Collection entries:
======

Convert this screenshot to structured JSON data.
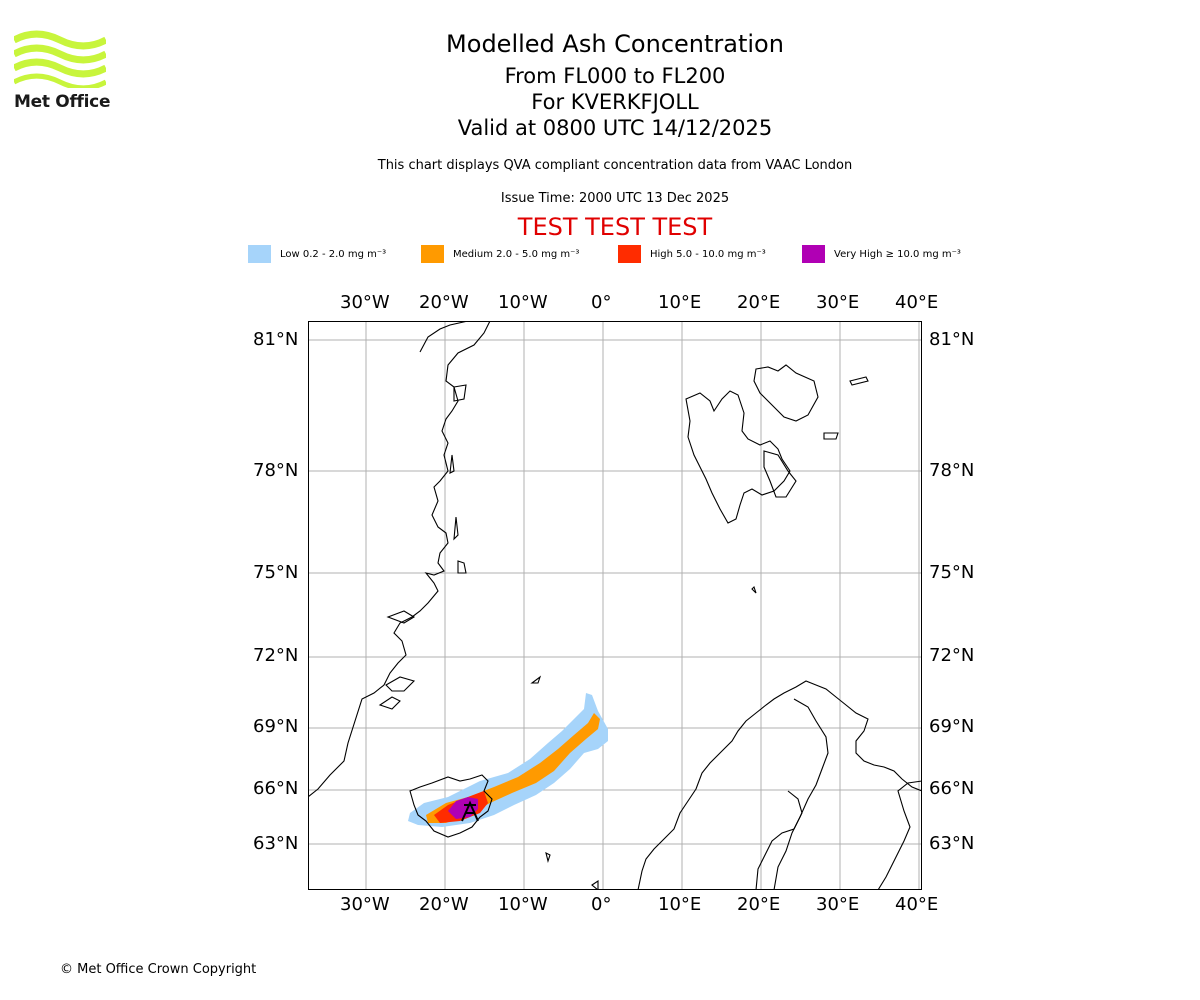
{
  "branding": {
    "logo_text": "Met Office",
    "logo_color": "#c8f53c",
    "copyright": "© Met Office Crown Copyright"
  },
  "header": {
    "title": "Modelled Ash Concentration",
    "levels": "From FL000 to FL200",
    "volcano": "For KVERKFJOLL",
    "valid": "Valid at 0800 UTC 14/12/2025",
    "description": "This chart displays QVA compliant concentration data from VAAC London",
    "issue_time": "Issue Time: 2000 UTC 13 Dec 2025",
    "test_banner": "TEST TEST TEST"
  },
  "legend": [
    {
      "label": "Low 0.2 - 2.0 mg m⁻³",
      "color": "#a6d4fa"
    },
    {
      "label": "Medium 2.0 - 5.0 mg m⁻³",
      "color": "#ff9a00"
    },
    {
      "label": "High 5.0 - 10.0 mg m⁻³",
      "color": "#ff2c00"
    },
    {
      "label": "Very High ≥ 10.0 mg m⁻³",
      "color": "#b000b4"
    }
  ],
  "map": {
    "lon_labels": [
      "30°W",
      "20°W",
      "10°W",
      "0°",
      "10°E",
      "20°E",
      "30°E",
      "40°E"
    ],
    "lat_labels": [
      "81°N",
      "78°N",
      "75°N",
      "72°N",
      "69°N",
      "66°N",
      "63°N"
    ],
    "grid_color": "#b0b0b0",
    "coast_color": "#000000",
    "volcano_marker": "volcano-icon"
  }
}
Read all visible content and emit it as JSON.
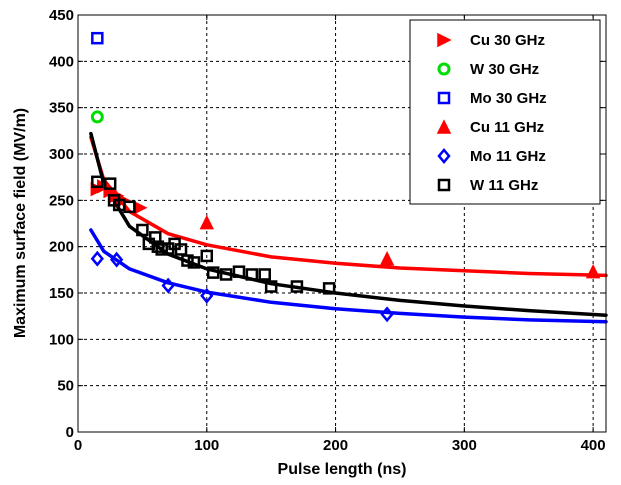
{
  "chart_data": {
    "type": "scatter",
    "title": "",
    "xlabel": "Pulse length (ns)",
    "ylabel": "Maximum surface field (MV/m)",
    "xlim": [
      0,
      410
    ],
    "ylim": [
      0,
      450
    ],
    "x_ticks": [
      0,
      100,
      200,
      300,
      400
    ],
    "y_ticks": [
      0,
      50,
      100,
      150,
      200,
      250,
      300,
      350,
      400,
      450
    ],
    "x_tick_labels": [
      "0",
      "100",
      "200",
      "300",
      "400"
    ],
    "y_tick_labels": [
      "0",
      "50",
      "100",
      "150",
      "200",
      "250",
      "300",
      "350",
      "400",
      "450"
    ],
    "grid": true,
    "grid_style": "dashed",
    "legend_position": "top-right",
    "series": [
      {
        "name": "Cu 30 GHz",
        "marker": "triangle-right",
        "color": "#ff0000",
        "points": [
          [
            15,
            262
          ],
          [
            20,
            265
          ],
          [
            25,
            260
          ],
          [
            30,
            255
          ],
          [
            35,
            250
          ],
          [
            48,
            242
          ]
        ]
      },
      {
        "name": "W 30 GHz",
        "marker": "circle",
        "color": "#00dd00",
        "points": [
          [
            15,
            340
          ]
        ]
      },
      {
        "name": "Mo 30 GHz",
        "marker": "square",
        "color": "#0000ff",
        "points": [
          [
            15,
            425
          ]
        ]
      },
      {
        "name": "Cu 11 GHz",
        "marker": "triangle-up",
        "color": "#ff0000",
        "points": [
          [
            100,
            226
          ],
          [
            240,
            187
          ],
          [
            400,
            173
          ]
        ]
      },
      {
        "name": "Mo 11 GHz",
        "marker": "diamond",
        "color": "#0000ff",
        "points": [
          [
            15,
            187
          ],
          [
            30,
            186
          ],
          [
            70,
            158
          ],
          [
            100,
            147
          ],
          [
            240,
            127
          ]
        ]
      },
      {
        "name": "W 11 GHz",
        "marker": "square-open",
        "color": "#000000",
        "points": [
          [
            15,
            270
          ],
          [
            25,
            268
          ],
          [
            28,
            250
          ],
          [
            32,
            245
          ],
          [
            40,
            243
          ],
          [
            50,
            218
          ],
          [
            55,
            203
          ],
          [
            60,
            210
          ],
          [
            62,
            200
          ],
          [
            65,
            197
          ],
          [
            70,
            198
          ],
          [
            75,
            203
          ],
          [
            80,
            197
          ],
          [
            85,
            185
          ],
          [
            90,
            183
          ],
          [
            100,
            190
          ],
          [
            105,
            172
          ],
          [
            115,
            170
          ],
          [
            125,
            173
          ],
          [
            135,
            170
          ],
          [
            145,
            170
          ],
          [
            150,
            157
          ],
          [
            170,
            157
          ],
          [
            195,
            155
          ]
        ]
      }
    ],
    "fit_curves": [
      {
        "color": "#ff0000",
        "points": [
          [
            10,
            318
          ],
          [
            20,
            272
          ],
          [
            40,
            238
          ],
          [
            70,
            214
          ],
          [
            100,
            202
          ],
          [
            150,
            189
          ],
          [
            200,
            182
          ],
          [
            250,
            177
          ],
          [
            300,
            174
          ],
          [
            350,
            171
          ],
          [
            410,
            169
          ]
        ]
      },
      {
        "color": "#000000",
        "points": [
          [
            10,
            322
          ],
          [
            20,
            268
          ],
          [
            40,
            222
          ],
          [
            70,
            192
          ],
          [
            100,
            176
          ],
          [
            150,
            160
          ],
          [
            200,
            150
          ],
          [
            250,
            142
          ],
          [
            300,
            136
          ],
          [
            350,
            131
          ],
          [
            410,
            126
          ]
        ]
      },
      {
        "color": "#0000ff",
        "points": [
          [
            10,
            218
          ],
          [
            20,
            195
          ],
          [
            40,
            176
          ],
          [
            70,
            161
          ],
          [
            100,
            151
          ],
          [
            150,
            140
          ],
          [
            200,
            133
          ],
          [
            250,
            128
          ],
          [
            300,
            124
          ],
          [
            350,
            121
          ],
          [
            410,
            119
          ]
        ]
      }
    ]
  }
}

======

WRITTEN TASK ->
Using the records given above, list every line that includes the word "High".

EXERCISE ANSWER ->
      "label": "High 5.0 - 10.0 mg m⁻³",
      "label": "Very High ≥ 10.0 mg m⁻³",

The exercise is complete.